Extracted data entries:

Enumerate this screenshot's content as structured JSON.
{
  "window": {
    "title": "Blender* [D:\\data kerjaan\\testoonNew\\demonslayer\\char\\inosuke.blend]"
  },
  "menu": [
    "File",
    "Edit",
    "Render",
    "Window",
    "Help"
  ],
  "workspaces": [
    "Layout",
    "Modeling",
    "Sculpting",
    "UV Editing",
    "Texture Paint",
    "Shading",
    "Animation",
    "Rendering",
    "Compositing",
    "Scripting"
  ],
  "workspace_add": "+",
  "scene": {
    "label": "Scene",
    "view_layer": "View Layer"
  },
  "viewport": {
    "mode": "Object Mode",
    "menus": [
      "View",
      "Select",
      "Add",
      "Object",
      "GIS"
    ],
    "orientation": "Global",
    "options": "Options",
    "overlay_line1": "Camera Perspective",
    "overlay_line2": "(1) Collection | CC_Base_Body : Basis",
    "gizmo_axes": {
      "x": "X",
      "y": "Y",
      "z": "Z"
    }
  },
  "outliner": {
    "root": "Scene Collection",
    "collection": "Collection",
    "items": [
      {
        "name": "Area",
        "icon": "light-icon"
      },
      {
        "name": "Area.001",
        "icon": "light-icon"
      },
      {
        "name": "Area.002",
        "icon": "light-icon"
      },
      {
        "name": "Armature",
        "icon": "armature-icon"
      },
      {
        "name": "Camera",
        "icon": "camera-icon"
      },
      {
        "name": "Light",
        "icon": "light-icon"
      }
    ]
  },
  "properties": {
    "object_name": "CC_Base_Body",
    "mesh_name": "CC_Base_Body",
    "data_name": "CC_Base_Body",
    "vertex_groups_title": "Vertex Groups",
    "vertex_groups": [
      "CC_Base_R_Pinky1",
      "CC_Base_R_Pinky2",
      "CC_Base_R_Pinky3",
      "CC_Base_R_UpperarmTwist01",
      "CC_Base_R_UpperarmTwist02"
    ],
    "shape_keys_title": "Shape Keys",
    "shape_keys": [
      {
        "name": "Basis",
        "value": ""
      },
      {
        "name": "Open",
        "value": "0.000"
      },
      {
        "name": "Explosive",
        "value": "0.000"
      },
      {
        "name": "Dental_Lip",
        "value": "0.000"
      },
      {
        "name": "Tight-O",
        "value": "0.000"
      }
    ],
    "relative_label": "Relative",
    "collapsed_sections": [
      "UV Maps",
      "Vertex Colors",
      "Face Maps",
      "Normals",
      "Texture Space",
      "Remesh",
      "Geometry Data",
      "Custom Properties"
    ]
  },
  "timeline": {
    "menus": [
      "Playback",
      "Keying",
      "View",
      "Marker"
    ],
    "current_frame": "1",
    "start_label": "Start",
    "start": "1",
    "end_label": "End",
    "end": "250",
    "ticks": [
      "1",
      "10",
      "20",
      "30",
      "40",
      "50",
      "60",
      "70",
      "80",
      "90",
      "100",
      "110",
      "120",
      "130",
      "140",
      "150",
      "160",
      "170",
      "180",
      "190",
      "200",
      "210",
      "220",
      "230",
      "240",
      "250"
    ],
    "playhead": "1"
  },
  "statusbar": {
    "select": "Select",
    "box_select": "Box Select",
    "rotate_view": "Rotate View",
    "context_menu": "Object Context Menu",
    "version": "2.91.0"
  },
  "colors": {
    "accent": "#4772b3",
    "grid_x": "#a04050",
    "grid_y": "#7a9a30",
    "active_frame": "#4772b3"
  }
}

▸ **YOUR TASK**: In the listing, find all lines with the string "Select" and copy them.

▸ **EXERCISE SOLUTION**:
      "Select",
    "select": "Select",
    "box_select": "Box Select",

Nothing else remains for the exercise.